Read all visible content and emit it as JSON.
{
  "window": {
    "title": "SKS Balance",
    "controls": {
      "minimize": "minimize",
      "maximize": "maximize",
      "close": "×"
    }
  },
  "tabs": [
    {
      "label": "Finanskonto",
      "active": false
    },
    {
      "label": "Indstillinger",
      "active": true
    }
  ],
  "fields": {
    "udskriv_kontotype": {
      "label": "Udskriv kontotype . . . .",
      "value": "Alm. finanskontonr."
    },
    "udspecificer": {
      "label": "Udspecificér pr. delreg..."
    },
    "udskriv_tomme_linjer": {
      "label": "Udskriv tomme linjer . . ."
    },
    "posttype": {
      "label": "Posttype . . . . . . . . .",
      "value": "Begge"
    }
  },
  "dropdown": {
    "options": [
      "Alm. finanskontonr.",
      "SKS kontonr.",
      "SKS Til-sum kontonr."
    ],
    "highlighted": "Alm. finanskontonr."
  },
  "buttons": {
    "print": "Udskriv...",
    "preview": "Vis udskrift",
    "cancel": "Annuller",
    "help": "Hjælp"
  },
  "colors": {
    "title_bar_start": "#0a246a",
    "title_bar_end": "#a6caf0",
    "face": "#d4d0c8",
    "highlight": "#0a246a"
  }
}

Task | Write out every entry above, word for word.

Answer for this exercise |
Read all visible content and emit it as JSON.
{
  "window": {
    "title": "SKS Balance",
    "controls": {
      "minimize": "minimize",
      "maximize": "maximize",
      "close": "×"
    }
  },
  "tabs": [
    {
      "label": "Finanskonto",
      "active": false
    },
    {
      "label": "Indstillinger",
      "active": true
    }
  ],
  "fields": {
    "udskriv_kontotype": {
      "label": "Udskriv kontotype . . . .",
      "value": "Alm. finanskontonr."
    },
    "udspecificer": {
      "label": "Udspecificér pr. delreg..."
    },
    "udskriv_tomme_linjer": {
      "label": "Udskriv tomme linjer . . ."
    },
    "posttype": {
      "label": "Posttype . . . . . . . . .",
      "value": "Begge"
    }
  },
  "dropdown": {
    "options": [
      "Alm. finanskontonr.",
      "SKS kontonr.",
      "SKS Til-sum kontonr."
    ],
    "highlighted": "Alm. finanskontonr."
  },
  "buttons": {
    "print": "Udskriv...",
    "preview": "Vis udskrift",
    "cancel": "Annuller",
    "help": "Hjælp"
  },
  "colors": {
    "title_bar_start": "#0a246a",
    "title_bar_end": "#a6caf0",
    "face": "#d4d0c8",
    "highlight": "#0a246a"
  }
}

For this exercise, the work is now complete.